[What is being asked]
What follows is a set of records; restate each one word for word and drop the pictures.

Records from a data collection:
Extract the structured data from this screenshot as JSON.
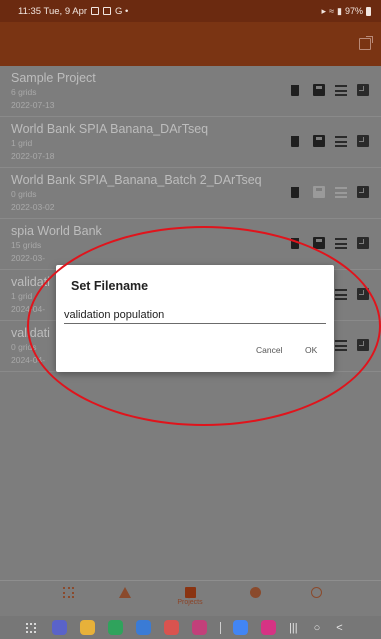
{
  "status_bar": {
    "time_date": "11:35  Tue, 9 Apr",
    "extra": "G  •",
    "battery": "97%"
  },
  "projects": [
    {
      "title": "Sample Project",
      "grids": "6 grids",
      "date": "2022-07-13",
      "save_enabled": true,
      "list_enabled": true
    },
    {
      "title": "World Bank SPIA Banana_DArTseq",
      "grids": "1 grid",
      "date": "2022-07-18",
      "save_enabled": true,
      "list_enabled": true
    },
    {
      "title": "World Bank SPIA_Banana_Batch 2_DArTseq",
      "grids": "0 grids",
      "date": "2022-03-02",
      "save_enabled": false,
      "list_enabled": false
    },
    {
      "title": "spia World Bank",
      "grids": "15 grids",
      "date": "2022-03-",
      "save_enabled": true,
      "list_enabled": true
    },
    {
      "title": "validati",
      "grids": "1 grid",
      "date": "2024-04-",
      "save_enabled": true,
      "list_enabled": true
    },
    {
      "title": "validati",
      "grids": "0 grids",
      "date": "2024-04-",
      "save_enabled": true,
      "list_enabled": true
    }
  ],
  "dialog": {
    "title": "Set Filename",
    "input_value": "validation population",
    "cancel_label": "Cancel",
    "ok_label": "OK"
  },
  "bottom_nav": {
    "projects_label": "Projects"
  },
  "colors": {
    "app_bar": "#7a3413",
    "overlay_bg": "#7d7d7d",
    "annotation": "#e0141c"
  }
}
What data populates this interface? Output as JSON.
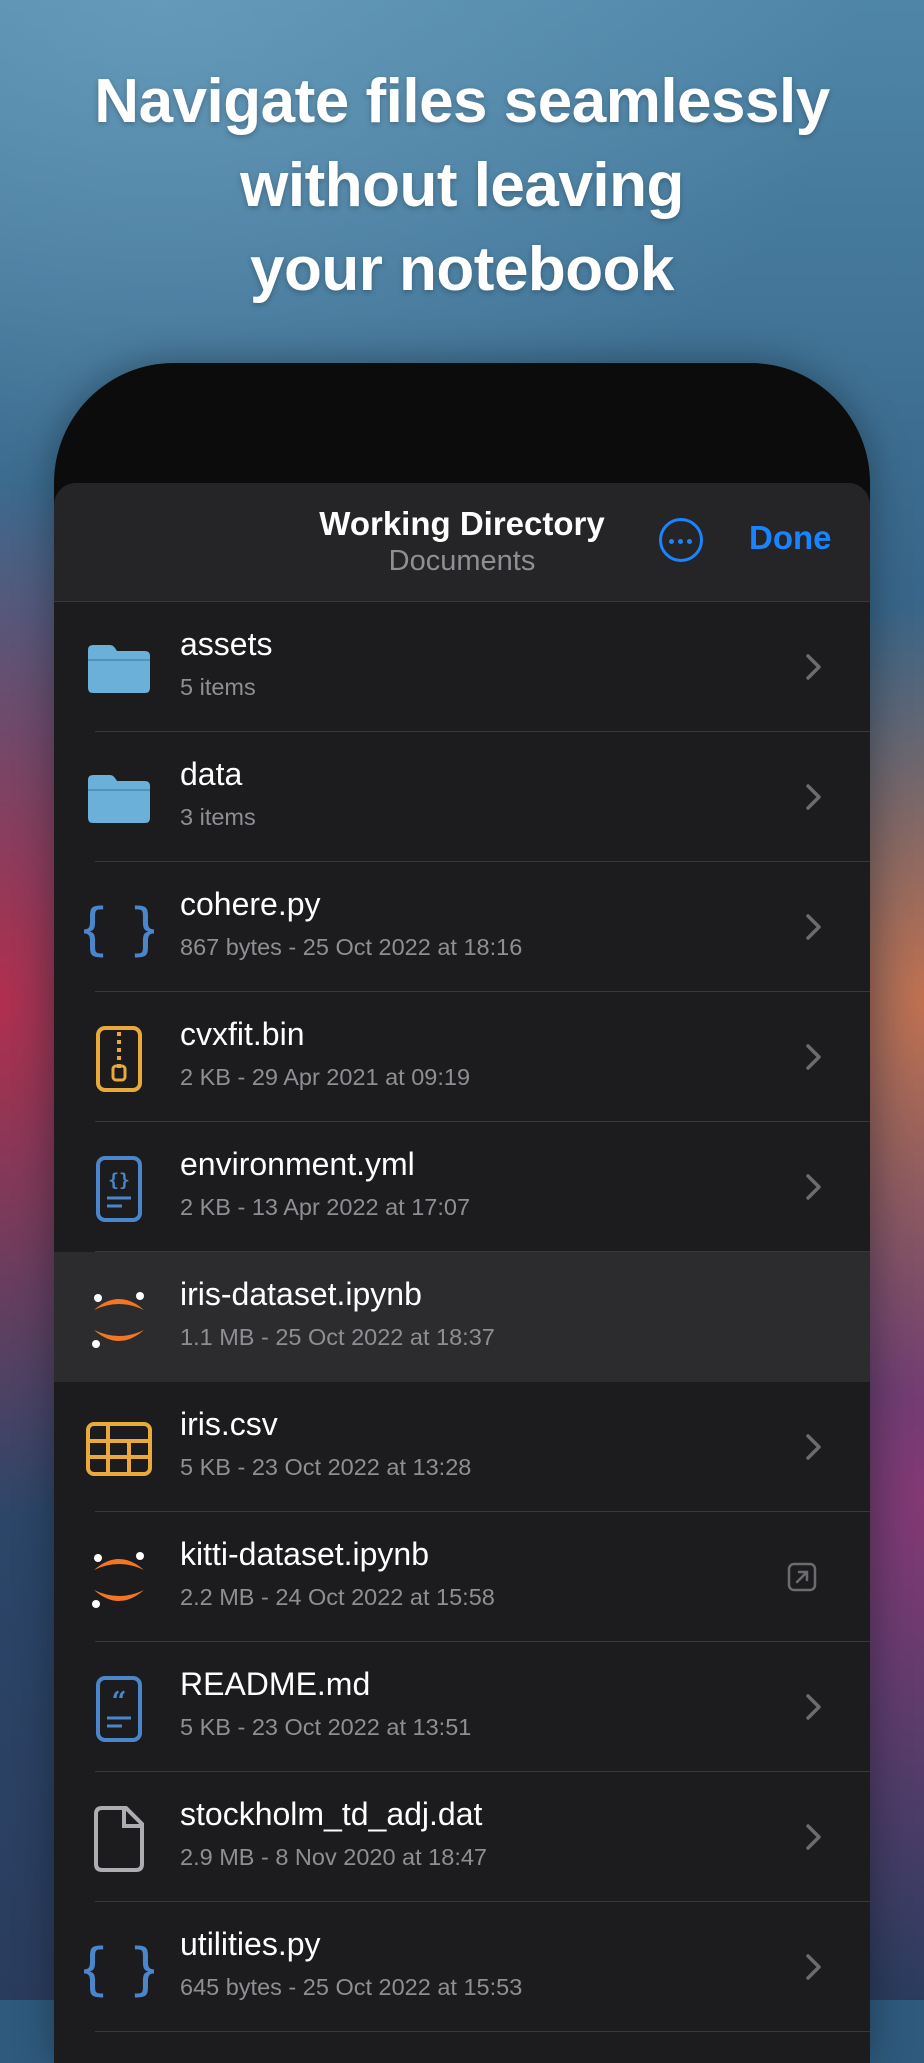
{
  "headline": {
    "line1": "Navigate files seamlessly",
    "line2": "without leaving",
    "line3": "your notebook"
  },
  "navbar": {
    "title": "Working Directory",
    "subtitle": "Documents",
    "more_icon": "ellipsis-circle-icon",
    "done_label": "Done"
  },
  "colors": {
    "accent": "#1a84ff",
    "folder": "#6ab0d8",
    "code_blue": "#4a86c9",
    "archive_orange": "#e9a93b",
    "jupyter_orange": "#f37626"
  },
  "files": [
    {
      "name": "assets",
      "meta": "5 items",
      "icon": "folder-icon",
      "accessory": "chevron-right-icon"
    },
    {
      "name": "data",
      "meta": "3 items",
      "icon": "folder-icon",
      "accessory": "chevron-right-icon"
    },
    {
      "name": "cohere.py",
      "meta": "867 bytes - 25 Oct 2022 at 18:16",
      "icon": "curly-braces-icon",
      "accessory": "chevron-right-icon"
    },
    {
      "name": "cvxfit.bin",
      "meta": "2 KB - 29 Apr 2021 at 09:19",
      "icon": "zip-archive-icon",
      "accessory": "chevron-right-icon"
    },
    {
      "name": "environment.yml",
      "meta": "2 KB - 13 Apr 2022 at 17:07",
      "icon": "config-document-icon",
      "accessory": "chevron-right-icon"
    },
    {
      "name": "iris-dataset.ipynb",
      "meta": "1.1 MB - 25 Oct 2022 at 18:37",
      "icon": "jupyter-icon",
      "accessory": "none",
      "selected": true
    },
    {
      "name": "iris.csv",
      "meta": "5 KB - 23 Oct 2022 at 13:28",
      "icon": "table-icon",
      "accessory": "chevron-right-icon"
    },
    {
      "name": "kitti-dataset.ipynb",
      "meta": "2.2 MB - 24 Oct 2022 at 15:58",
      "icon": "jupyter-icon",
      "accessory": "open-external-icon"
    },
    {
      "name": "README.md",
      "meta": "5 KB - 23 Oct 2022 at 13:51",
      "icon": "markdown-document-icon",
      "accessory": "chevron-right-icon"
    },
    {
      "name": "stockholm_td_adj.dat",
      "meta": "2.9 MB - 8 Nov 2020 at 18:47",
      "icon": "blank-document-icon",
      "accessory": "chevron-right-icon"
    },
    {
      "name": "utilities.py",
      "meta": "645 bytes - 25 Oct 2022 at 15:53",
      "icon": "curly-braces-icon",
      "accessory": "chevron-right-icon"
    }
  ]
}
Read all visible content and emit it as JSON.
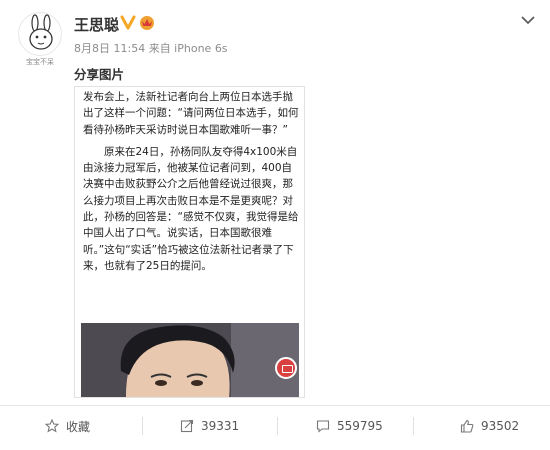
{
  "post": {
    "username": "王思聪",
    "meta": "8月8日 11:54 来自 iPhone 6s",
    "text": "分享图片",
    "avatar_caption": "宝宝不呆"
  },
  "article": {
    "para1": "发布会上，法新社记者向台上两位日本选手抛出了这样一个问题：“请问两位日本选手，如何看待孙杨昨天采访时说日本国歌难听一事？”",
    "para2": "原来在24日，孙杨同队友夺得4x100米自由泳接力冠军后，他被某位记者问到，400自决赛中击败荻野公介之后他曾经说过很爽，那么接力项目上再次击败日本是不是更爽呢？对此，孙杨的回答是：“感觉不仅爽，我觉得是给中国人出了口气。说实话，日本国歌很难听。”这句“实话”恰巧被这位法新社记者录了下来，也就有了25日的提问。"
  },
  "actions": {
    "favorite": "收藏",
    "repost": "39331",
    "comment": "559795",
    "like": "93502"
  },
  "colors": {
    "verified": "#f5a623",
    "bubble": "#d94040",
    "text": "#333333",
    "meta": "#8c8c8c"
  },
  "icons": [
    "avatar-icon",
    "verified-icon",
    "crown-icon",
    "more-options-icon",
    "star-icon",
    "repost-icon",
    "comment-icon",
    "like-icon"
  ]
}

[Written solution]
Extract the structured data from this screenshot as JSON.
{
  "status_bar": {
    "time_date": "11:35  Tue, 9 Apr",
    "extra": "G  •",
    "battery": "97%"
  },
  "projects": [
    {
      "title": "Sample Project",
      "grids": "6 grids",
      "date": "2022-07-13",
      "save_enabled": true,
      "list_enabled": true
    },
    {
      "title": "World Bank SPIA Banana_DArTseq",
      "grids": "1 grid",
      "date": "2022-07-18",
      "save_enabled": true,
      "list_enabled": true
    },
    {
      "title": "World Bank SPIA_Banana_Batch 2_DArTseq",
      "grids": "0 grids",
      "date": "2022-03-02",
      "save_enabled": false,
      "list_enabled": false
    },
    {
      "title": "spia World Bank",
      "grids": "15 grids",
      "date": "2022-03-",
      "save_enabled": true,
      "list_enabled": true
    },
    {
      "title": "validati",
      "grids": "1 grid",
      "date": "2024-04-",
      "save_enabled": true,
      "list_enabled": true
    },
    {
      "title": "validati",
      "grids": "0 grids",
      "date": "2024-04-",
      "save_enabled": true,
      "list_enabled": true
    }
  ],
  "dialog": {
    "title": "Set Filename",
    "input_value": "validation population",
    "cancel_label": "Cancel",
    "ok_label": "OK"
  },
  "bottom_nav": {
    "projects_label": "Projects"
  },
  "colors": {
    "app_bar": "#7a3413",
    "overlay_bg": "#7d7d7d",
    "annotation": "#e0141c"
  }
}
What data populates this interface? Output as JSON.
{
  "headline": {
    "line1": "Navigate files seamlessly",
    "line2": "without leaving",
    "line3": "your notebook"
  },
  "navbar": {
    "title": "Working Directory",
    "subtitle": "Documents",
    "more_icon": "ellipsis-circle-icon",
    "done_label": "Done"
  },
  "colors": {
    "accent": "#1a84ff",
    "folder": "#6ab0d8",
    "code_blue": "#4a86c9",
    "archive_orange": "#e9a93b",
    "jupyter_orange": "#f37626"
  },
  "files": [
    {
      "name": "assets",
      "meta": "5 items",
      "icon": "folder-icon",
      "accessory": "chevron-right-icon"
    },
    {
      "name": "data",
      "meta": "3 items",
      "icon": "folder-icon",
      "accessory": "chevron-right-icon"
    },
    {
      "name": "cohere.py",
      "meta": "867 bytes - 25 Oct 2022 at 18:16",
      "icon": "curly-braces-icon",
      "accessory": "chevron-right-icon"
    },
    {
      "name": "cvxfit.bin",
      "meta": "2 KB - 29 Apr 2021 at 09:19",
      "icon": "zip-archive-icon",
      "accessory": "chevron-right-icon"
    },
    {
      "name": "environment.yml",
      "meta": "2 KB - 13 Apr 2022 at 17:07",
      "icon": "config-document-icon",
      "accessory": "chevron-right-icon"
    },
    {
      "name": "iris-dataset.ipynb",
      "meta": "1.1 MB - 25 Oct 2022 at 18:37",
      "icon": "jupyter-icon",
      "accessory": "none",
      "selected": true
    },
    {
      "name": "iris.csv",
      "meta": "5 KB - 23 Oct 2022 at 13:28",
      "icon": "table-icon",
      "accessory": "chevron-right-icon"
    },
    {
      "name": "kitti-dataset.ipynb",
      "meta": "2.2 MB - 24 Oct 2022 at 15:58",
      "icon": "jupyter-icon",
      "accessory": "open-external-icon"
    },
    {
      "name": "README.md",
      "meta": "5 KB - 23 Oct 2022 at 13:51",
      "icon": "markdown-document-icon",
      "accessory": "chevron-right-icon"
    },
    {
      "name": "stockholm_td_adj.dat",
      "meta": "2.9 MB - 8 Nov 2020 at 18:47",
      "icon": "blank-document-icon",
      "accessory": "chevron-right-icon"
    },
    {
      "name": "utilities.py",
      "meta": "645 bytes - 25 Oct 2022 at 15:53",
      "icon": "curly-braces-icon",
      "accessory": "chevron-right-icon"
    }
  ]
}
Read all visible content and emit it as JSON.
{
  "post": {
    "username": "王思聪",
    "meta": "8月8日 11:54 来自 iPhone 6s",
    "text": "分享图片",
    "avatar_caption": "宝宝不呆"
  },
  "article": {
    "para1": "发布会上，法新社记者向台上两位日本选手抛出了这样一个问题：“请问两位日本选手，如何看待孙杨昨天采访时说日本国歌难听一事？”",
    "para2": "原来在24日，孙杨同队友夺得4x100米自由泳接力冠军后，他被某位记者问到，400自决赛中击败荻野公介之后他曾经说过很爽，那么接力项目上再次击败日本是不是更爽呢？对此，孙杨的回答是：“感觉不仅爽，我觉得是给中国人出了口气。说实话，日本国歌很难听。”这句“实话”恰巧被这位法新社记者录了下来，也就有了25日的提问。"
  },
  "actions": {
    "favorite": "收藏",
    "repost": "39331",
    "comment": "559795",
    "like": "93502"
  },
  "colors": {
    "verified": "#f5a623",
    "bubble": "#d94040",
    "text": "#333333",
    "meta": "#8c8c8c"
  },
  "icons": [
    "avatar-icon",
    "verified-icon",
    "crown-icon",
    "more-options-icon",
    "star-icon",
    "repost-icon",
    "comment-icon",
    "like-icon"
  ]
}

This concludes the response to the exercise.